Work required:
Read through the entries below and return each line with the word "functional".

──────── Information given ────────

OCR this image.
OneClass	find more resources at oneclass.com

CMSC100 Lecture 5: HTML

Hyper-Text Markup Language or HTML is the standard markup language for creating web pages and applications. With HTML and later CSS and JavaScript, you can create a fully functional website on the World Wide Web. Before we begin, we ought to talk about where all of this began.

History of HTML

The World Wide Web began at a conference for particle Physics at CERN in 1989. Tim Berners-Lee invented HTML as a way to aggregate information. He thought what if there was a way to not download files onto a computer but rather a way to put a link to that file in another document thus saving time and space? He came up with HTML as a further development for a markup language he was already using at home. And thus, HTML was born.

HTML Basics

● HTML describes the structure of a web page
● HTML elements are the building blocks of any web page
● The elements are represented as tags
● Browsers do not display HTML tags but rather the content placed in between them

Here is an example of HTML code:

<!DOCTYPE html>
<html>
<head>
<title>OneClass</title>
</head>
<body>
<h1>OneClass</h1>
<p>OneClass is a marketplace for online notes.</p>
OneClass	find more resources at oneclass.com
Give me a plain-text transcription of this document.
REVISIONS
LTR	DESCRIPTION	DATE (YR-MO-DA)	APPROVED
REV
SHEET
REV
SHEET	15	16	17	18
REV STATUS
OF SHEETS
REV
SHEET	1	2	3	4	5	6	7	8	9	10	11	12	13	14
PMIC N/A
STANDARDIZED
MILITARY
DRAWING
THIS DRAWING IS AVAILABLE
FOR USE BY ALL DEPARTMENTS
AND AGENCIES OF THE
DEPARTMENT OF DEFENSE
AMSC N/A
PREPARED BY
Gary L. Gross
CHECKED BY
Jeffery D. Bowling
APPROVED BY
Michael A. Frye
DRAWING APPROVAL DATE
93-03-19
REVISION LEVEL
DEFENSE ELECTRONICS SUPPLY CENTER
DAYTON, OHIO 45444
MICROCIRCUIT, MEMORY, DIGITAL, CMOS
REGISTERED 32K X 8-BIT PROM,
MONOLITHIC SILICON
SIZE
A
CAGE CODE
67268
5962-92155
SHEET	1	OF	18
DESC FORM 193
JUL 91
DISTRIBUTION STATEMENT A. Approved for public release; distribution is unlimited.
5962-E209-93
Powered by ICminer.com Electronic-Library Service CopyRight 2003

────────
──────── Information given ────────

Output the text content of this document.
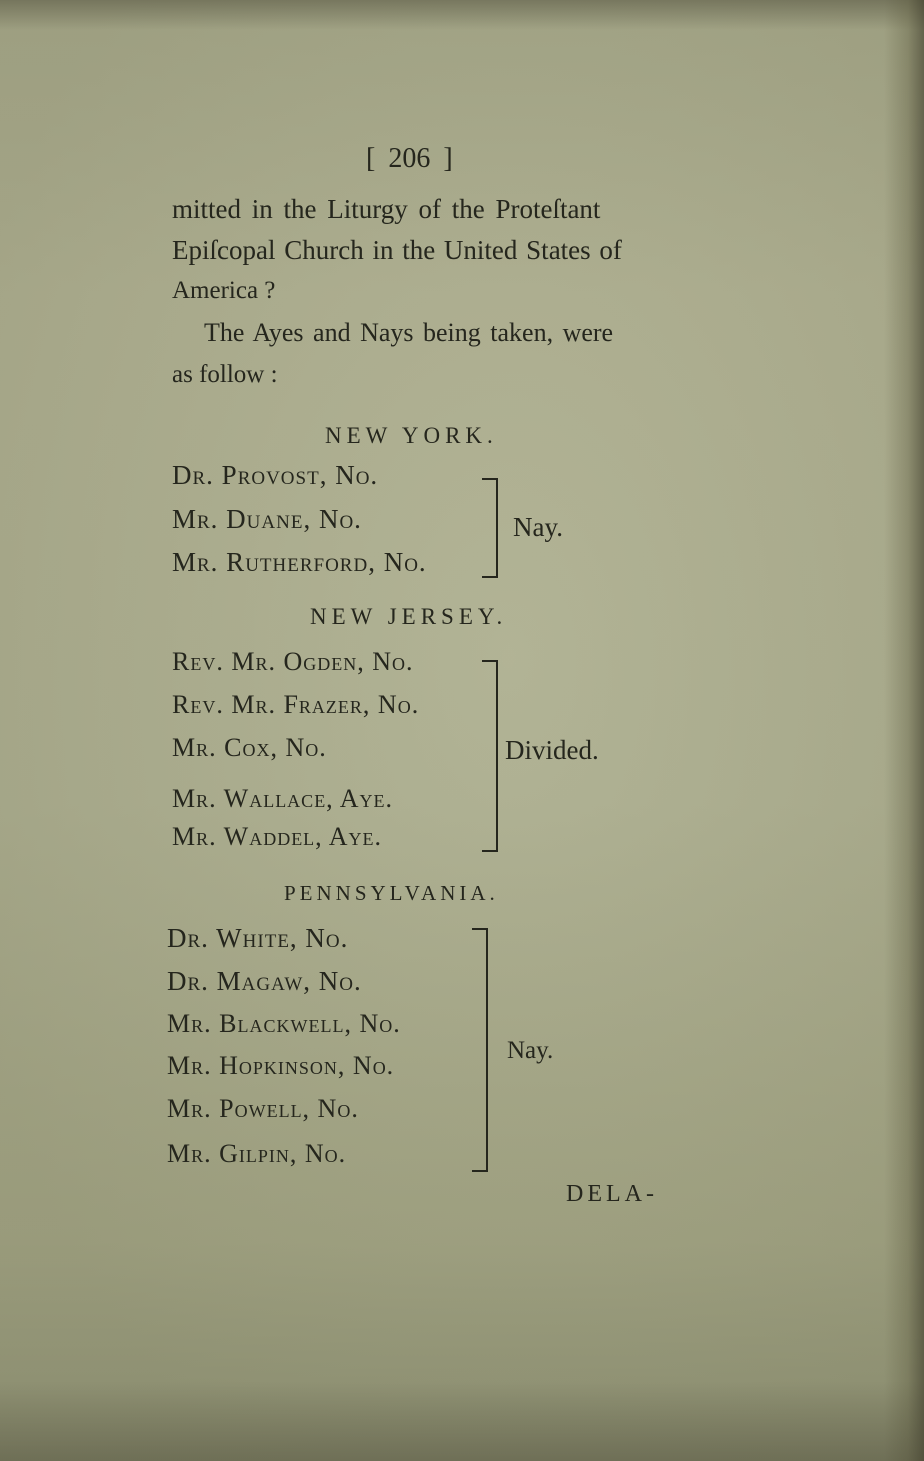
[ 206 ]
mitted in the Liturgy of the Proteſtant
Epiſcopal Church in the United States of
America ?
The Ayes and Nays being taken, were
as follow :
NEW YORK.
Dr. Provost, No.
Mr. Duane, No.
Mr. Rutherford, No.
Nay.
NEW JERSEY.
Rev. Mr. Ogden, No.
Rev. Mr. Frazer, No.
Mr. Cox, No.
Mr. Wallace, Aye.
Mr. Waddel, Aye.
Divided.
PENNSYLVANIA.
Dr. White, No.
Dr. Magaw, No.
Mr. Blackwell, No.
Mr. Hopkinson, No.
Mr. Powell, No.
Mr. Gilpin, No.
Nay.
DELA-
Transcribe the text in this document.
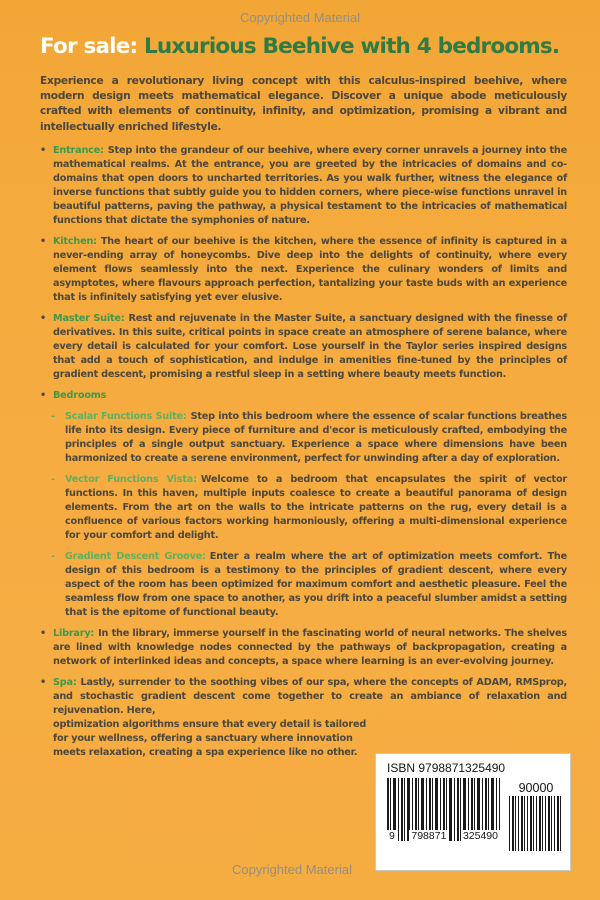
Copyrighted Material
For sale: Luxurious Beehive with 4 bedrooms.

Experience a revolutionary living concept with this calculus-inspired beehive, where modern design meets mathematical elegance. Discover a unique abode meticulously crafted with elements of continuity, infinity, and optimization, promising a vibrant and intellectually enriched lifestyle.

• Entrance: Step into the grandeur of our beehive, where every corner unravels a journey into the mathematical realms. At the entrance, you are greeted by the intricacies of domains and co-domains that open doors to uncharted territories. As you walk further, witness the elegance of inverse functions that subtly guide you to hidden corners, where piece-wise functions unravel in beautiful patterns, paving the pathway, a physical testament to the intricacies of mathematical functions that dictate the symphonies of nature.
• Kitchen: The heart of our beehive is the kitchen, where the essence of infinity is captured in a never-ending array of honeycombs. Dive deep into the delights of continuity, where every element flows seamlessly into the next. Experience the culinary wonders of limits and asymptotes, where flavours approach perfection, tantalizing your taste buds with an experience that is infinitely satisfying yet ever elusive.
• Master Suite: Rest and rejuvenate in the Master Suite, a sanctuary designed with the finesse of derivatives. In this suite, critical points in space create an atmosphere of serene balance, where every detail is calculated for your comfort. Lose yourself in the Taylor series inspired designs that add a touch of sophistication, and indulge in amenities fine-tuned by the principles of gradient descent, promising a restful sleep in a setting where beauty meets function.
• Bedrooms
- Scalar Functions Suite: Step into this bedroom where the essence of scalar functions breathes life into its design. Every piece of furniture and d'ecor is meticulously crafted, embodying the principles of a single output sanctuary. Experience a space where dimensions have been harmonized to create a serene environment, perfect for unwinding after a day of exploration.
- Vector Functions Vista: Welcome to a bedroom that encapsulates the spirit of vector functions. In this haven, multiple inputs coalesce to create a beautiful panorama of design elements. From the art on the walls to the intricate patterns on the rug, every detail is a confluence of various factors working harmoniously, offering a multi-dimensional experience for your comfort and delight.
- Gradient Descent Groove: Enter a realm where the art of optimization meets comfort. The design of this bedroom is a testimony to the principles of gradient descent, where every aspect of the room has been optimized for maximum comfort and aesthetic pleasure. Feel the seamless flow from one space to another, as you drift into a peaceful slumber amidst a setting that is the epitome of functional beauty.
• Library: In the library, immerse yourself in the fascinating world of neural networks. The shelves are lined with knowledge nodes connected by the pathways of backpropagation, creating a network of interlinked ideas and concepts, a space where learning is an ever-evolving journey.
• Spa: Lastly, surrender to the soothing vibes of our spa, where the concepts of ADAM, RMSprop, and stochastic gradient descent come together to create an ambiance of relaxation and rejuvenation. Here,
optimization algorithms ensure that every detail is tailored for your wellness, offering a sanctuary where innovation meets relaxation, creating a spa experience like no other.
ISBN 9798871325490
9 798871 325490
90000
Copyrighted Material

────────
──────── Information given ────────

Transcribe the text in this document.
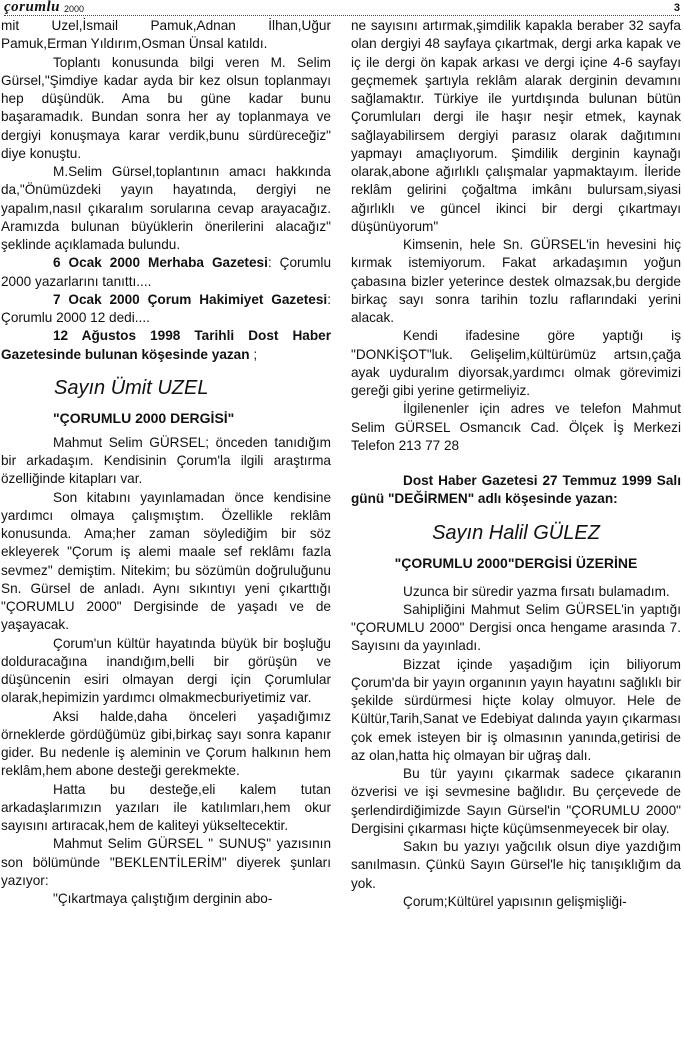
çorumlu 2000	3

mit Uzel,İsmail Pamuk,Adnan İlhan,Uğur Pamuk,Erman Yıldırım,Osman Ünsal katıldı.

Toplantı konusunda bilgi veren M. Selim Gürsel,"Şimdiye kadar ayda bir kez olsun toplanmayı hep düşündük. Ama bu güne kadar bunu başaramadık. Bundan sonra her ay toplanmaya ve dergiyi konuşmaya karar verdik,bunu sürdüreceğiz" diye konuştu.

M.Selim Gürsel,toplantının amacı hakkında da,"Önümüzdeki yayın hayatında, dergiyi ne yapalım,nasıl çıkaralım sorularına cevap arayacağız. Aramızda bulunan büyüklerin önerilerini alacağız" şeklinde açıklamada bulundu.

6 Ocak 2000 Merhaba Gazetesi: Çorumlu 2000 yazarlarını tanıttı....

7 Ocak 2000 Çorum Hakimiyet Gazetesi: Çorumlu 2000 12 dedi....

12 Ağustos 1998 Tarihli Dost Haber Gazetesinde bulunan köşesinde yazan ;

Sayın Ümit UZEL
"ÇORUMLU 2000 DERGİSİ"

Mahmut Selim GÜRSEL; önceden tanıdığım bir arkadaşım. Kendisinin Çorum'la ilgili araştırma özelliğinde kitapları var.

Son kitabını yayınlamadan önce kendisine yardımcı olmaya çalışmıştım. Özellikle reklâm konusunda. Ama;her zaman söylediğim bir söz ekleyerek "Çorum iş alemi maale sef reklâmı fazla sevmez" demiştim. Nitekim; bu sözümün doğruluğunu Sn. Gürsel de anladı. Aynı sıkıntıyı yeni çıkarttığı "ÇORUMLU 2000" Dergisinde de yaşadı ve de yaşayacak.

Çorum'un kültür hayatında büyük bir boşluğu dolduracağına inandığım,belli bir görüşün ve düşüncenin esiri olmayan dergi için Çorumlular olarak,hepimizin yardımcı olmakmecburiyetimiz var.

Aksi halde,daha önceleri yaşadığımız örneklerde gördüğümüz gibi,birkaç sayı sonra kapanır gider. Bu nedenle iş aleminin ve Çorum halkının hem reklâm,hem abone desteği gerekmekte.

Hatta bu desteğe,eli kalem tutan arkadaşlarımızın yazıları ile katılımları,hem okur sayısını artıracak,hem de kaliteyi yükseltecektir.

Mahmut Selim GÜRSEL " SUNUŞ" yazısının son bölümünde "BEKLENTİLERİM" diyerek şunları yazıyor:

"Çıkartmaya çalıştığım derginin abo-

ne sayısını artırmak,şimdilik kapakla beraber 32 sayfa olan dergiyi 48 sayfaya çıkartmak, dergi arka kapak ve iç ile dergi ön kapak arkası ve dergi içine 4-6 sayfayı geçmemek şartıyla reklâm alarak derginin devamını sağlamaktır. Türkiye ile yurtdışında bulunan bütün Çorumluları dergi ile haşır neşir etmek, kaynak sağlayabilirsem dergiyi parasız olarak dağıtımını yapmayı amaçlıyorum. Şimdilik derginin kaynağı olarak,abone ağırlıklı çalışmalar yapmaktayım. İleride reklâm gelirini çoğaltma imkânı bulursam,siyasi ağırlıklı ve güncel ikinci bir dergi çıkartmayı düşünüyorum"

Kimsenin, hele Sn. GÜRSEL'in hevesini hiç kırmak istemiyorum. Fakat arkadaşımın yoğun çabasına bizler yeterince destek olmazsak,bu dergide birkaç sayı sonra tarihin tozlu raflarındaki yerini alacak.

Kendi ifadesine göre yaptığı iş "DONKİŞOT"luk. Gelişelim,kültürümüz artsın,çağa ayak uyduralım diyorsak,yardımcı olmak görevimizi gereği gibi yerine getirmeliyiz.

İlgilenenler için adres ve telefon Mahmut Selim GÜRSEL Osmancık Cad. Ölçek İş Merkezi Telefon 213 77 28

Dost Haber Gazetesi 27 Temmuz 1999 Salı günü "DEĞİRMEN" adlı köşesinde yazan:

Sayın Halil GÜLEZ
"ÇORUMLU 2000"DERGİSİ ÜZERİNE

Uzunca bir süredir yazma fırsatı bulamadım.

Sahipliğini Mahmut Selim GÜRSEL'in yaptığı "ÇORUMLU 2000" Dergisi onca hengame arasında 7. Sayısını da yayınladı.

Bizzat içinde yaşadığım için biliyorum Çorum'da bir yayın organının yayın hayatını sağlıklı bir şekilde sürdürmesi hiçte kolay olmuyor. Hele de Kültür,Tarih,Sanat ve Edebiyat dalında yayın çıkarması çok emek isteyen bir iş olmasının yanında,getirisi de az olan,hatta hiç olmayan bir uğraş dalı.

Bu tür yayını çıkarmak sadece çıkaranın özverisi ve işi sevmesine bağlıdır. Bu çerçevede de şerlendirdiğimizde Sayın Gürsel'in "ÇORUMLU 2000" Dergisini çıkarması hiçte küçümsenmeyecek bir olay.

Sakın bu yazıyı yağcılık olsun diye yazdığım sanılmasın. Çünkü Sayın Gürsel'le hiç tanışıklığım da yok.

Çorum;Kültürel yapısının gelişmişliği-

────────

Correct output:
Hyper-Text Markup Language or HTML is the standard markup language for creating web pages and applications. With HTML and later CSS and JavaScript, you can create a fully functional website on the World Wide Web. Before we begin, we ought to talk about where all of this began.
- Gradient Descent Groove: Enter a realm where the art of optimization meets comfort. The design of this bedroom is a testimony to the principles of gradient descent, where every aspect of the room has been optimized for maximum comfort and aesthetic pleasure. Feel the seamless flow from one space to another, as you drift into a peaceful slumber amidst a setting that is the epitome of functional beauty.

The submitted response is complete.